-- Data in this exercise start --

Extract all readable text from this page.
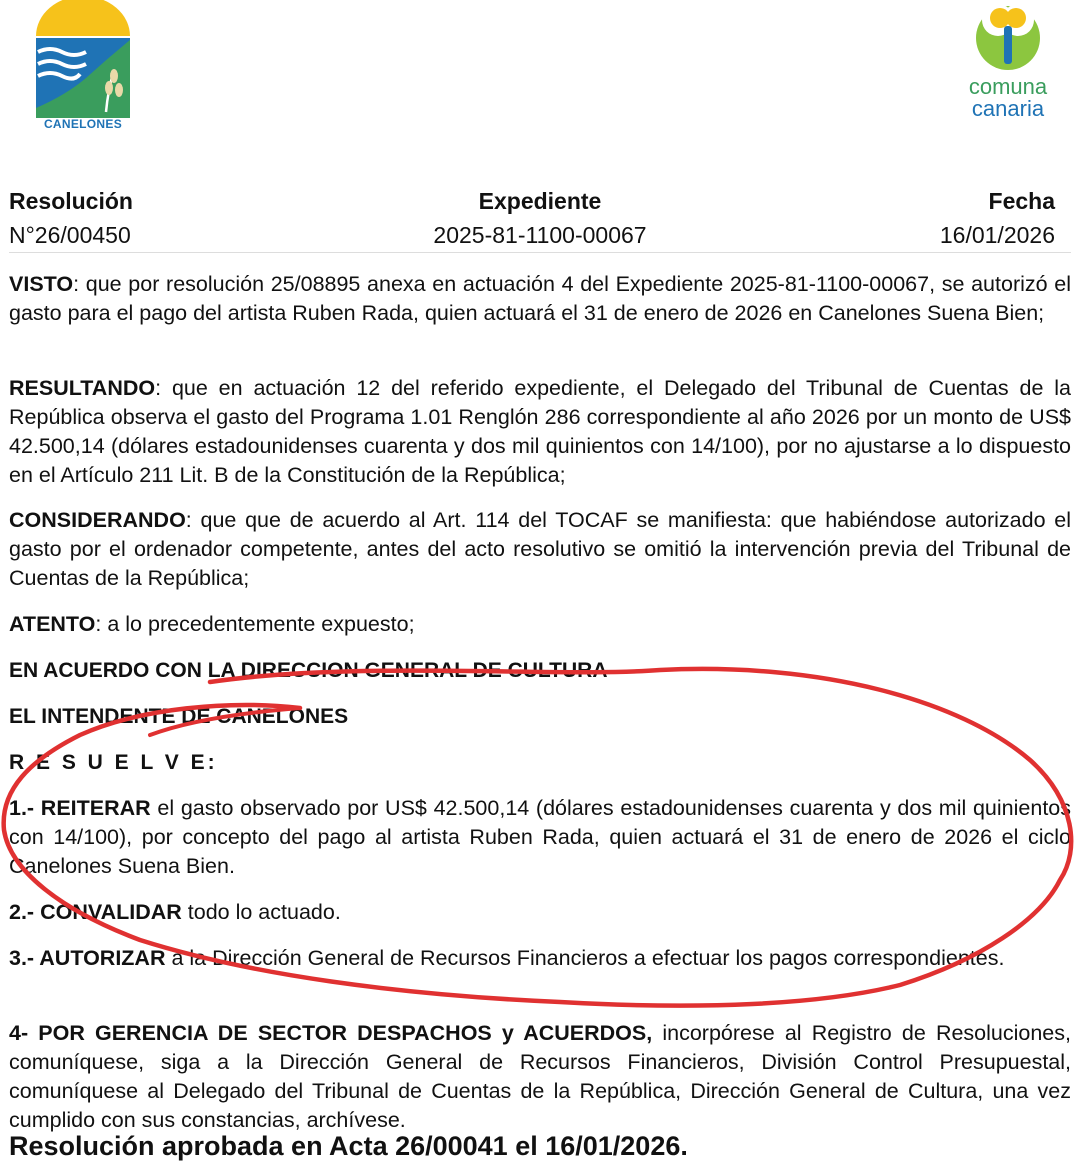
CANELONES
comuna
canaria
Resolución
N°26/00450
Expediente
2025-81-1100-00067
Fecha
16/01/2026
VISTO: que por resolución 25/08895 anexa en actuación 4 del Expediente 2025-81-1100-00067, se autorizó el gasto para el pago del artista Ruben Rada, quien actuará el 31 de enero de 2026 en Canelones Suena Bien;
RESULTANDO: que en actuación 12 del referido expediente, el Delegado del Tribunal de Cuentas de la República observa el gasto del Programa 1.01 Renglón 286 correspondiente al año 2026 por un monto de US$ 42.500,14 (dólares estadounidenses cuarenta y dos mil quinientos con 14/100), por no ajustarse a lo dispuesto en el Artículo 211 Lit. B de la Constitución de la República;
CONSIDERANDO: que que de acuerdo al Art. 114 del TOCAF se manifiesta: que habiéndose autorizado el gasto por el ordenador competente, antes del acto resolutivo se omitió la intervención previa del Tribunal de Cuentas de la República;
ATENTO: a lo precedentemente expuesto;
EN ACUERDO CON LA DIRECCION GENERAL DE CULTURA
EL INTENDENTE DE CANELONES
R E S U E L V E:
1.- REITERAR el gasto observado por US$ 42.500,14 (dólares estadounidenses cuarenta y dos mil quinientos con 14/100), por concepto del pago al artista Ruben Rada, quien actuará el 31 de enero de 2026 el ciclo Canelones Suena Bien.
2.- CONVALIDAR todo lo actuado.
3.- AUTORIZAR a la Dirección General de Recursos Financieros a efectuar los pagos correspondientes.
4- POR GERENCIA DE SECTOR DESPACHOS y ACUERDOS, incorpórese al Registro de Resoluciones, comuníquese, siga a la Dirección General de Recursos Financieros, División Control Presupuestal, comuníquese al Delegado del Tribunal de Cuentas de la República, Dirección General de Cultura, una vez cumplido con sus constancias, archívese.
Resolución aprobada en Acta 26/00041 el 16/01/2026.
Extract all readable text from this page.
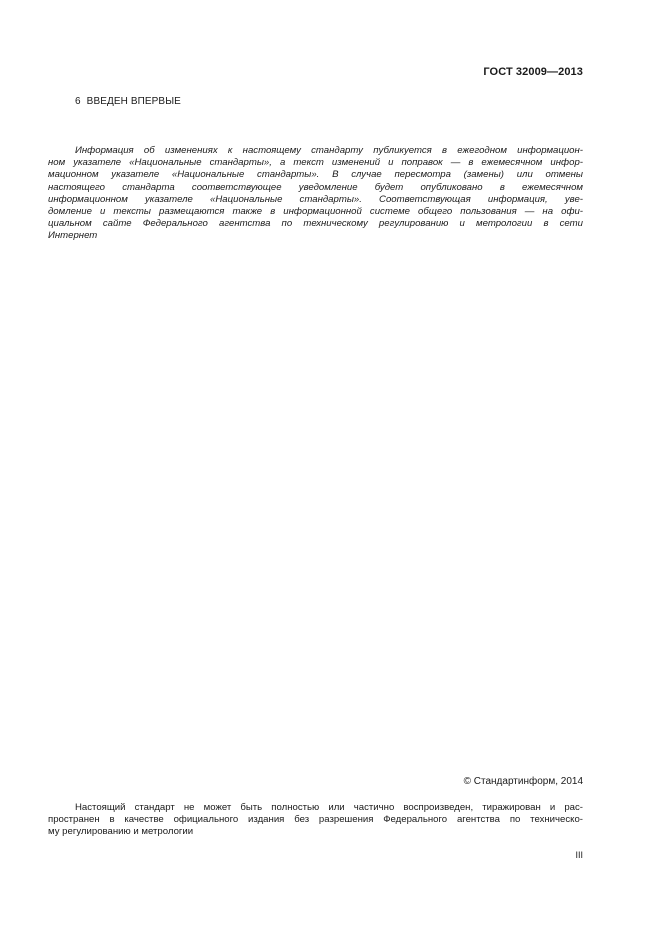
ГОСТ 32009—2013
6 ВВЕДЕН ВПЕРВЫЕ
Информация об изменениях к настоящему стандарту публикуется в ежегодном информацион-
ном указателе «Национальные стандарты», а текст изменений и поправок — в ежемесячном инфор-
мационном указателе «Национальные стандарты». В случае пересмотра (замены) или отмены
настоящего стандарта соответствующее уведомление будет опубликовано в ежемесячном
информационном указателе «Национальные стандарты». Соответствующая информация, уве-
домление и тексты размещаются также в информационной системе общего пользования — на офи-
циальном сайте Федерального агентства по техническому регулированию и метрологии в сети
Интернет
© Стандартинформ, 2014
Настоящий стандарт не может быть полностью или частично воспроизведен, тиражирован и рас-
пространен в качестве официального издания без разрешения Федерального агентства по техническо-
му регулированию и метрологии
III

-- Data in this exercise end --

## Request
Give every record again exactly, apart from the pictures, which stay out.

## The output
Extract all readable text from this page.
CANELONES
comuna
canaria
Resolución
N°26/00450
Expediente
2025-81-1100-00067
Fecha
16/01/2026
VISTO: que por resolución 25/08895 anexa en actuación 4 del Expediente 2025-81-1100-00067, se autorizó el gasto para el pago del artista Ruben Rada, quien actuará el 31 de enero de 2026 en Canelones Suena Bien;
RESULTANDO: que en actuación 12 del referido expediente, el Delegado del Tribunal de Cuentas de la República observa el gasto del Programa 1.01 Renglón 286 correspondiente al año 2026 por un monto de US$ 42.500,14 (dólares estadounidenses cuarenta y dos mil quinientos con 14/100), por no ajustarse a lo dispuesto en el Artículo 211 Lit. B de la Constitución de la República;
CONSIDERANDO: que que de acuerdo al Art. 114 del TOCAF se manifiesta: que habiéndose autorizado el gasto por el ordenador competente, antes del acto resolutivo se omitió la intervención previa del Tribunal de Cuentas de la República;
ATENTO: a lo precedentemente expuesto;
EN ACUERDO CON LA DIRECCION GENERAL DE CULTURA
EL INTENDENTE DE CANELONES
R E S U E L V E:
1.- REITERAR el gasto observado por US$ 42.500,14 (dólares estadounidenses cuarenta y dos mil quinientos con 14/100), por concepto del pago al artista Ruben Rada, quien actuará el 31 de enero de 2026 el ciclo Canelones Suena Bien.
2.- CONVALIDAR todo lo actuado.
3.- AUTORIZAR a la Dirección General de Recursos Financieros a efectuar los pagos correspondientes.
4- POR GERENCIA DE SECTOR DESPACHOS y ACUERDOS, incorpórese al Registro de Resoluciones, comuníquese, siga a la Dirección General de Recursos Financieros, División Control Presupuestal, comuníquese al Delegado del Tribunal de Cuentas de la República, Dirección General de Cultura, una vez cumplido con sus constancias, archívese.
Resolución aprobada en Acta 26/00041 el 16/01/2026.
Extract all readable text from this page.
ГОСТ 32009—2013
6 ВВЕДЕН ВПЕРВЫЕ
Информация об изменениях к настоящему стандарту публикуется в ежегодном информацион-
ном указателе «Национальные стандарты», а текст изменений и поправок — в ежемесячном инфор-
мационном указателе «Национальные стандарты». В случае пересмотра (замены) или отмены
настоящего стандарта соответствующее уведомление будет опубликовано в ежемесячном
информационном указателе «Национальные стандарты». Соответствующая информация, уве-
домление и тексты размещаются также в информационной системе общего пользования — на офи-
циальном сайте Федерального агентства по техническому регулированию и метрологии в сети
Интернет
© Стандартинформ, 2014
Настоящий стандарт не может быть полностью или частично воспроизведен, тиражирован и рас-
пространен в качестве официального издания без разрешения Федерального агентства по техническо-
му регулированию и метрологии
III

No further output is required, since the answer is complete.